§ Instruction: Repeat the listing in full, preserving every character.

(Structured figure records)
============
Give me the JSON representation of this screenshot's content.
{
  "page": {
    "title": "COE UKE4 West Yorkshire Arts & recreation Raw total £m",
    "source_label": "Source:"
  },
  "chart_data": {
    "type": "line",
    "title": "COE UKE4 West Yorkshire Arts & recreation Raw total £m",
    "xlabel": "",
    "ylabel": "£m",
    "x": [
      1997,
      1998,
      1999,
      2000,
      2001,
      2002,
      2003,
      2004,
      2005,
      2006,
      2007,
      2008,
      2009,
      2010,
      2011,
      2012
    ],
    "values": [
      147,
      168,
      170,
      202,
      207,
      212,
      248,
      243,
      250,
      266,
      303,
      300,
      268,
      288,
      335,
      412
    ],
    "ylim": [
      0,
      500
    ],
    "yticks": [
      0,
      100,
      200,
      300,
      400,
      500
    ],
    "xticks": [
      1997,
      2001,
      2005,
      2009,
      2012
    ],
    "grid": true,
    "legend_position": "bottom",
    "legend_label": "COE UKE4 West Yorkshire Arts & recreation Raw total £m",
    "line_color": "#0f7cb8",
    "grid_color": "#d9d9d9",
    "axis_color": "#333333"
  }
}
============
§ The solution:
Give me the JSON representation of this screenshot's content.
{
  "page": {
    "title": "COE UKE4 West Yorkshire Arts & recreation Raw total £m",
    "source_label": "Source:"
  },
  "chart_data": {
    "type": "line",
    "title": "COE UKE4 West Yorkshire Arts & recreation Raw total £m",
    "xlabel": "",
    "ylabel": "£m",
    "x": [
      1997,
      1998,
      1999,
      2000,
      2001,
      2002,
      2003,
      2004,
      2005,
      2006,
      2007,
      2008,
      2009,
      2010,
      2011,
      2012
    ],
    "values": [
      147,
      168,
      170,
      202,
      207,
      212,
      248,
      243,
      250,
      266,
      303,
      300,
      268,
      288,
      335,
      412
    ],
    "ylim": [
      0,
      500
    ],
    "yticks": [
      0,
      100,
      200,
      300,
      400,
      500
    ],
    "xticks": [
      1997,
      2001,
      2005,
      2009,
      2012
    ],
    "grid": true,
    "legend_position": "bottom",
    "legend_label": "COE UKE4 West Yorkshire Arts & recreation Raw total £m",
    "line_color": "#0f7cb8",
    "grid_color": "#d9d9d9",
    "axis_color": "#333333"
  }
}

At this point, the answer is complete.